Exercise tasks:
a - The article on Gmina Kołczygłowy glosses the word "gmina." In one to three sentences, explain what the term means according to the article and what kind of gmina Kołczygłowy is.
b - According to the article on Gmina Kołczygłowy, how far is the village of Kołczygłowy from the regional capital, and in which direction?
c - Pick up the article on Gmina Kołczygłowy after its final sentence and carry it on.

Document text:
********************

- Coat of arms
- Interactive map of Gmina Kołczygłowy
- Coordinates (Kołczygłowy): 54°14′23″N 17°13′36″E﻿ / ﻿54.23972°N 17.22667°E
- Country: Poland
- Voivodeship: Pomeranian
- County: Bytów
- Seat: Kołczygłowy

Area
- • Total: 173.34 km^{2} (66.93 sq mi)

Population (2006)
- • Total: 4,321
- • Density: 24.93/km^{2} (64.56/sq mi)
- Website: http://www.kolczyglowy.pl/

= Gmina Kołczygłowy =

Gmina Kołczygłowy is a rural gmina (administrative district) in Bytów County, Pomeranian Voivodeship, in northern Poland. Its seat is the village of Kołczygłowy, which lies approximately 22 km north-west of Bytów and 93 km west of the regional capital Gdańsk.

The gmina covers an area of 173.34 km2, and as of 2006 its total population is 4,321.

********************

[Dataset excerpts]
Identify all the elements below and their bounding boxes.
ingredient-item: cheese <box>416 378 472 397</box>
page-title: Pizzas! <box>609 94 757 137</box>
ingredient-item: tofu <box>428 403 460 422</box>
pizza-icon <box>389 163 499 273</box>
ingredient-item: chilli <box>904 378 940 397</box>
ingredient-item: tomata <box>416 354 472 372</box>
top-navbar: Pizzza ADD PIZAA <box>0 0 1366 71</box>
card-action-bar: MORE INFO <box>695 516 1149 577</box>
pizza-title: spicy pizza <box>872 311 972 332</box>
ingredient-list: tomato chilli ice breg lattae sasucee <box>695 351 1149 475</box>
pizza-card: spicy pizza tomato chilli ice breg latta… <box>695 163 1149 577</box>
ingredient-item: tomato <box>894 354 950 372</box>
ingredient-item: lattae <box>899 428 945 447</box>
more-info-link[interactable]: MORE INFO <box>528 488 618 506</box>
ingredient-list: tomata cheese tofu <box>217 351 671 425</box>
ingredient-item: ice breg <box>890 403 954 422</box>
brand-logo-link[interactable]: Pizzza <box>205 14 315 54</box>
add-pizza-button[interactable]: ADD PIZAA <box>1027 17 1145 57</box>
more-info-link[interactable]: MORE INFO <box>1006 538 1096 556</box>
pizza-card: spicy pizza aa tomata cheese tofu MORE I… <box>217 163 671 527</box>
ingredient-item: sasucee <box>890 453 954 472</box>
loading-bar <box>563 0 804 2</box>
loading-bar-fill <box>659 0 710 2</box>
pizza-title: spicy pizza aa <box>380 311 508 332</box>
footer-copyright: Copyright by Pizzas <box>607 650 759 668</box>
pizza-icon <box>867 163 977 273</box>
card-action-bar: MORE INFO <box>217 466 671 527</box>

********************

Results for the exercise:
a - The article glosses a gmina as an administrative district. Gmina Kołczygłowy is a rural one in Bytów County, Pomeranian Voivodeship, in northern Poland, with its seat in the village of Kołczygłowy.

b - It lies approximately 93 km west of Gdańsk.

c -
The gmina contains part of the protected area called Słupia Valley Landscape Park.

==Villages==
Gmina Kołczygłowy contains the villages and settlements of Barkocin, Barnowiec, Barnowo, Barnowski Młyn, Darżkowo, Dobojewo, Gałąźnia Mała, Gałąźnia Wielka, Gęślice, Górki, Grępno, Jasionka, Jezierze, Klęskowo, Kołczygłówki, Kołczygłowy, Laski, Łobzowo, Łubno, Miłobądź, Nowa Jasionka, Nowe Łubno, Podgórze, Przyborze, Pustka, Radusz, Różki, Sierowo, Świelubie, Wądół, Wierszynko, Wierszyno, Witanowo, Zagony and Zatoki.

==Neighbouring gminas==
Gmina Kołczygłowy is bordered by the gminas of Borzytuchom, Dębnica Kaszubska, Miastko, Trzebielino and Tuchomie.